Excerpts from a figure dataset:
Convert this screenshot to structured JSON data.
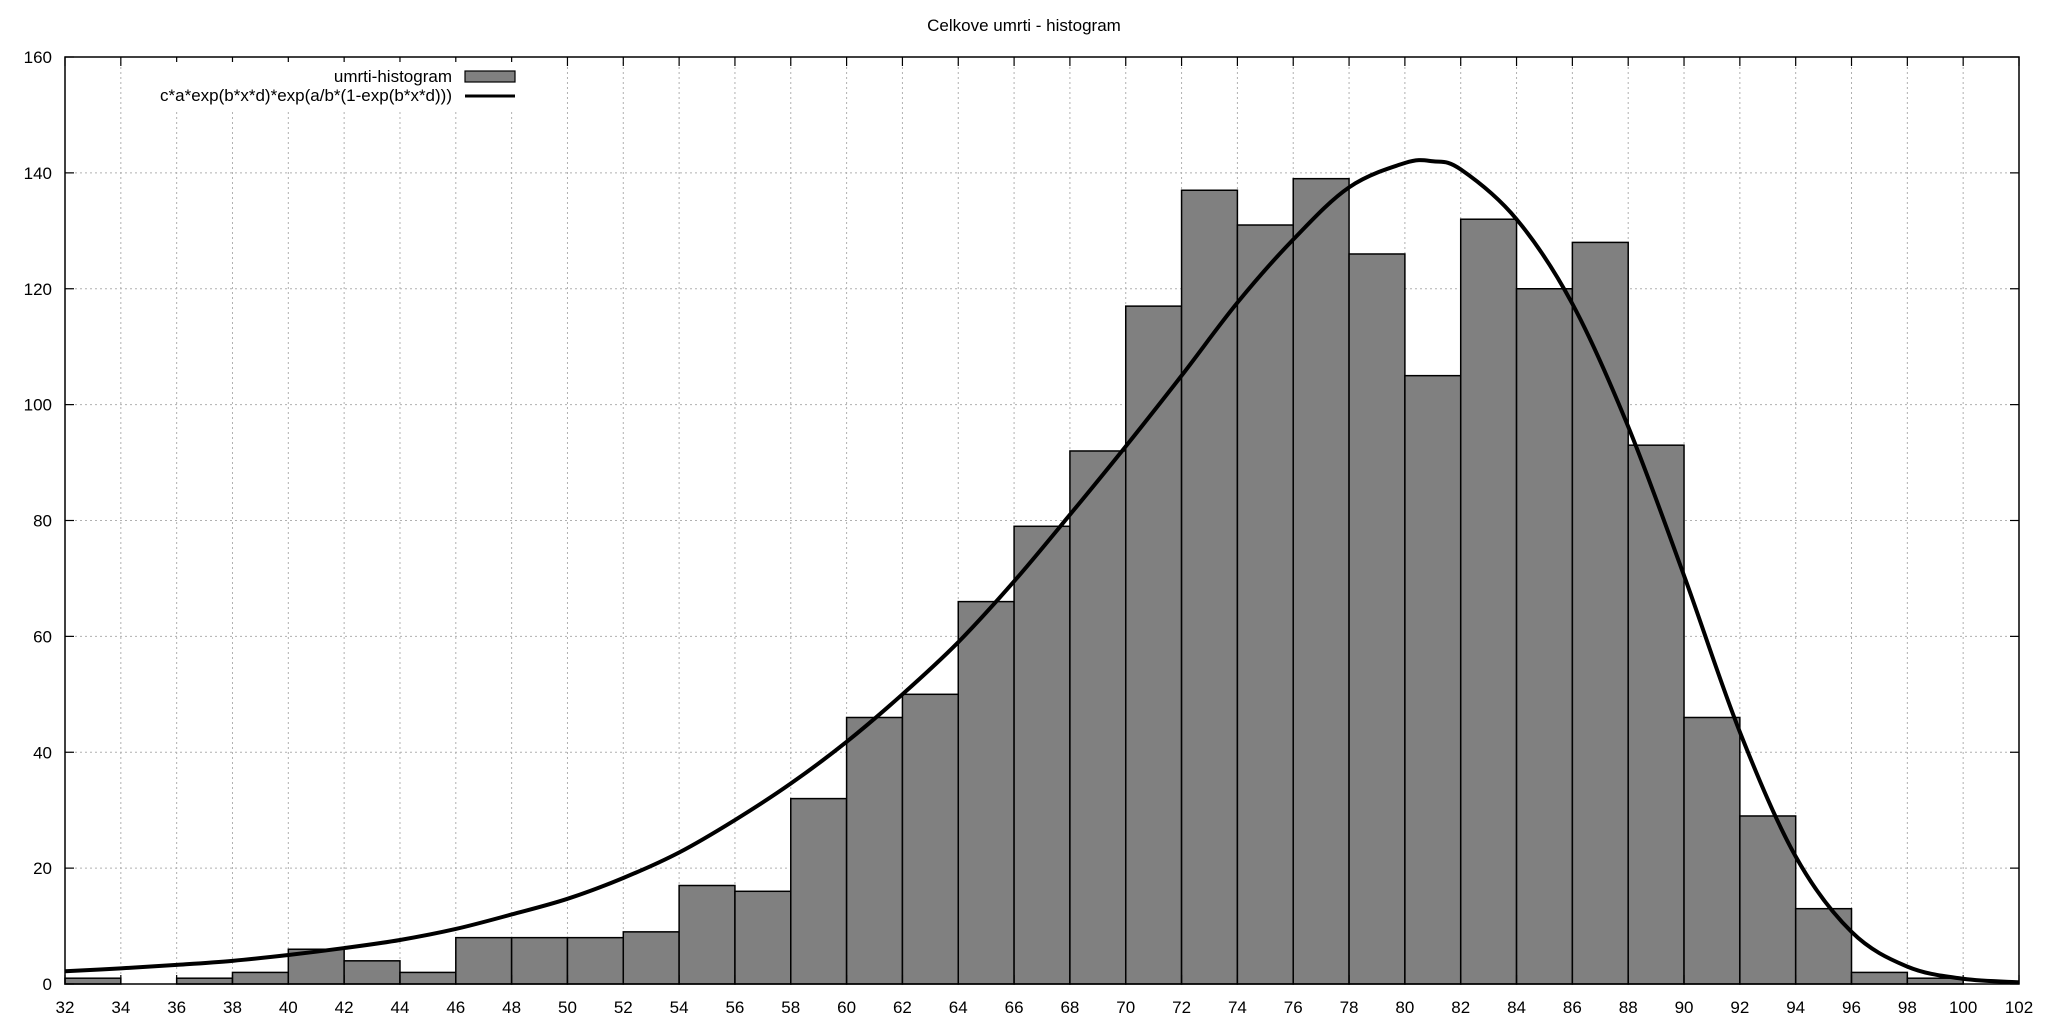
{
  "chart_data": {
    "type": "bar",
    "title": "Celkove umrti - histogram",
    "xlabel": "",
    "ylabel": "",
    "xlim": [
      32,
      102
    ],
    "ylim": [
      0,
      160
    ],
    "xticks": [
      "32",
      "34",
      "36",
      "38",
      "40",
      "42",
      "44",
      "46",
      "48",
      "50",
      "52",
      "54",
      "56",
      "58",
      "60",
      "62",
      "64",
      "66",
      "68",
      "70",
      "72",
      "74",
      "76",
      "78",
      "80",
      "82",
      "84",
      "86",
      "88",
      "90",
      "92",
      "94",
      "96",
      "98",
      "100",
      "102"
    ],
    "yticks": [
      "0",
      "20",
      "40",
      "60",
      "80",
      "100",
      "120",
      "140",
      "160"
    ],
    "grid": true,
    "legend_position": "top-left",
    "bar_color": "#808080",
    "line_color": "#000000",
    "series": [
      {
        "name": "umrti-histogram",
        "type": "bar",
        "bin_width": 2,
        "x": [
          33,
          35,
          37,
          39,
          41,
          43,
          45,
          47,
          49,
          51,
          53,
          55,
          57,
          59,
          61,
          63,
          65,
          67,
          69,
          71,
          73,
          75,
          77,
          79,
          81,
          83,
          85,
          87,
          89,
          91,
          93,
          95,
          97,
          99,
          101
        ],
        "values": [
          1,
          0,
          1,
          2,
          6,
          4,
          2,
          8,
          8,
          8,
          9,
          17,
          16,
          32,
          46,
          50,
          66,
          79,
          92,
          117,
          137,
          131,
          139,
          126,
          105,
          132,
          120,
          128,
          93,
          46,
          29,
          13,
          2,
          1,
          0
        ]
      },
      {
        "name": "c*a*exp(b*x*d)*exp(a/b*(1-exp(b*x*d)))",
        "type": "line",
        "x": [
          32,
          34,
          36,
          38,
          40,
          42,
          44,
          46,
          48,
          50,
          52,
          54,
          56,
          58,
          60,
          62,
          64,
          66,
          68,
          70,
          72,
          74,
          76,
          78,
          80,
          81,
          82,
          84,
          86,
          88,
          90,
          92,
          94,
          96,
          98,
          100,
          102
        ],
        "values": [
          2.2,
          2.7,
          3.3,
          4.0,
          5.0,
          6.2,
          7.6,
          9.5,
          12,
          14.7,
          18.3,
          22.7,
          28.3,
          34.6,
          41.8,
          50,
          59,
          69.5,
          81,
          92.8,
          105,
          117.6,
          128.5,
          137.5,
          141.7,
          142,
          140.6,
          132,
          117.4,
          96.2,
          70.5,
          43.5,
          22,
          9,
          3,
          0.9,
          0.3
        ]
      }
    ]
  }
}
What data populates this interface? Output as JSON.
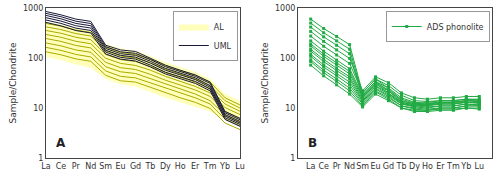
{
  "chart_data": [
    {
      "type": "line",
      "categories": [
        "La",
        "Ce",
        "Pr",
        "Nd",
        "Sm",
        "Eu",
        "Gd",
        "Tb",
        "Dy",
        "Ho",
        "Er",
        "Tm",
        "Yb",
        "Lu"
      ],
      "ylabel": "Sample/Chondrite",
      "log": "y",
      "ylim": [
        1,
        1000
      ],
      "yticks": [
        1,
        10,
        100,
        1000
      ],
      "grid": false,
      "legend": "upper right",
      "annotations": [
        "A"
      ],
      "series": [
        {
          "name": "AL",
          "type": "band",
          "color": "#ffffbb",
          "upper": [
            530,
            470,
            395,
            360,
            195,
            155,
            140,
            110,
            82,
            67,
            53,
            38,
            19,
            14
          ],
          "lower": [
            105,
            90,
            74,
            64,
            38,
            30,
            27,
            21,
            16,
            13,
            10.5,
            8.5,
            5.8,
            4.5
          ]
        },
        {
          "type": "line",
          "color": "#aaaa00",
          "values": [
            [
              490,
              432,
              362,
              323,
              165,
              130,
              118,
              94,
              70,
              56,
              45,
              33,
              16,
              11.5
            ],
            [
              420,
              370,
              308,
              275,
              140,
              110,
              100,
              80,
              60,
              48,
              38,
              28,
              14,
              10
            ],
            [
              355,
              313,
              260,
              232,
              118,
              93,
              85,
              68,
              51,
              41,
              33,
              24,
              12,
              8.6
            ],
            [
              296,
              260,
              216,
              193,
              99,
              78,
              71,
              57,
              43,
              34,
              27,
              20,
              10.2,
              7.4
            ],
            [
              245,
              215,
              178,
              159,
              82,
              64,
              59,
              47,
              36,
              29,
              23,
              17,
              8.6,
              6.2
            ],
            [
              200,
              175,
              145,
              130,
              67,
              53,
              49,
              39,
              30,
              24,
              19,
              14,
              7.2,
              5.2
            ],
            [
              163,
              142,
              118,
              105,
              55,
              43,
              40,
              32,
              25,
              20,
              16,
              12,
              6.0,
              4.4
            ],
            [
              133,
              116,
              96,
              86,
              45,
              35,
              33,
              26,
              20,
              16,
              13,
              9.8,
              5.0,
              3.7
            ]
          ]
        },
        {
          "name": "UML",
          "type": "line",
          "color": "#1a1a3a",
          "values": [
            [
              850,
              730,
              600,
              540,
              180,
              145,
              135,
              100,
              72,
              57,
              46,
              33,
              8.5,
              6.2
            ],
            [
              780,
              670,
              545,
              490,
              168,
              133,
              124,
              93,
              67,
              53,
              43,
              31,
              8.0,
              5.8
            ],
            [
              710,
              608,
              492,
              442,
              155,
              122,
              113,
              86,
              62,
              49,
              40,
              28,
              7.4,
              5.4
            ],
            [
              640,
              548,
              442,
              397,
              143,
              113,
              104,
              79,
              57,
              46,
              37,
              26,
              6.9,
              5.0
            ],
            [
              575,
              492,
              396,
              355,
              131,
              103,
              95,
              72,
              52,
              42,
              34,
              24,
              6.4,
              4.7
            ],
            [
              515,
              440,
              354,
              317,
              120,
              95,
              87,
              66,
              48,
              38,
              31,
              22,
              5.9,
              4.3
            ]
          ]
        }
      ]
    },
    {
      "type": "line",
      "categories": [
        "La",
        "Ce",
        "Pr",
        "Nd",
        "Sm",
        "Eu",
        "Gd",
        "Tb",
        "Dy",
        "Ho",
        "Er",
        "Tm",
        "Yb",
        "Lu"
      ],
      "ylabel": "Sample/Chondrite",
      "log": "y",
      "ylim": [
        1,
        1000
      ],
      "yticks": [
        1,
        10,
        100,
        1000
      ],
      "grid": false,
      "legend": "upper right",
      "annotations": [
        "B"
      ],
      "series": [
        {
          "name": "ADS phonolite",
          "type": "line",
          "color": "#22aa44",
          "marker": "square",
          "values": [
            [
              600,
              390,
              270,
              185,
              20,
              38,
              25,
              14,
              12,
              13,
              14,
              14,
              15,
              15
            ],
            [
              500,
              320,
              220,
              150,
              18,
              34,
              22,
              13,
              11.5,
              12,
              13,
              13,
              14,
              14
            ],
            [
              415,
              265,
              180,
              122,
              16,
              31,
              20,
              12,
              11,
              11.5,
              12.5,
              12.5,
              13,
              13
            ],
            [
              340,
              215,
              145,
              98,
              22,
              42,
              32,
              20,
              16,
              15,
              16,
              16,
              17,
              17
            ],
            [
              275,
              172,
              115,
              78,
              20,
              38,
              28,
              18,
              14,
              13.5,
              14,
              14,
              15,
              14.5
            ],
            [
              220,
              137,
              91,
              61,
              18,
              34,
              25,
              16,
              13,
              12.5,
              13,
              13,
              14,
              13.5
            ],
            [
              175,
              108,
              72,
              48,
              16,
              30,
              22,
              14,
              12,
              11.5,
              12,
              12,
              13,
              12.5
            ],
            [
              138,
              85,
              56,
              38,
              14,
              27,
              19,
              12.5,
              11,
              10.5,
              11,
              11,
              12,
              11.5
            ],
            [
              108,
              66,
              44,
              29,
              12.5,
              24,
              17,
              11,
              10,
              9.5,
              10,
              10,
              11,
              11
            ],
            [
              85,
              51,
              34,
              22,
              11,
              21,
              15,
              10,
              9,
              9,
              9.5,
              9.5,
              10,
              10
            ],
            [
              190,
              120,
              80,
              54,
              17,
              32,
              23,
              15,
              12.5,
              12,
              13,
              13,
              14,
              13.5
            ],
            [
              150,
              94,
              62,
              42,
              15,
              28,
              20,
              13,
              11.5,
              11,
              12,
              12,
              13,
              12.5
            ],
            [
              118,
              73,
              49,
              33,
              13.5,
              25,
              18,
              12,
              10.5,
              10,
              11,
              11,
              12,
              11.5
            ],
            [
              92,
              57,
              38,
              25,
              12,
              22,
              16,
              11,
              9.5,
              9,
              10,
              10,
              11,
              11
            ],
            [
              72,
              44,
              29,
              19,
              10.5,
              19,
              14,
              10,
              8.5,
              8.5,
              9,
              9,
              10,
              9.5
            ]
          ]
        }
      ]
    }
  ]
}
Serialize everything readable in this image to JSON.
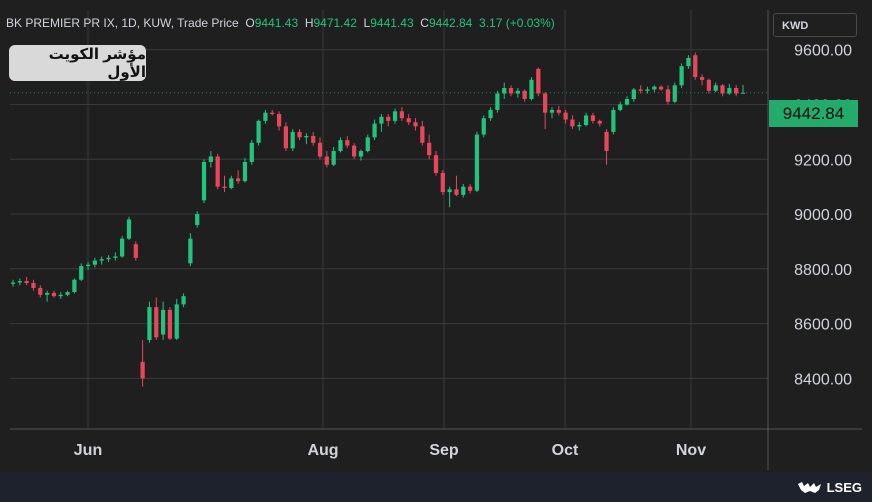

Required task:
Supply the count of lines in the entries that contain the word "name", and nothing besides.

Output of the exercise:
5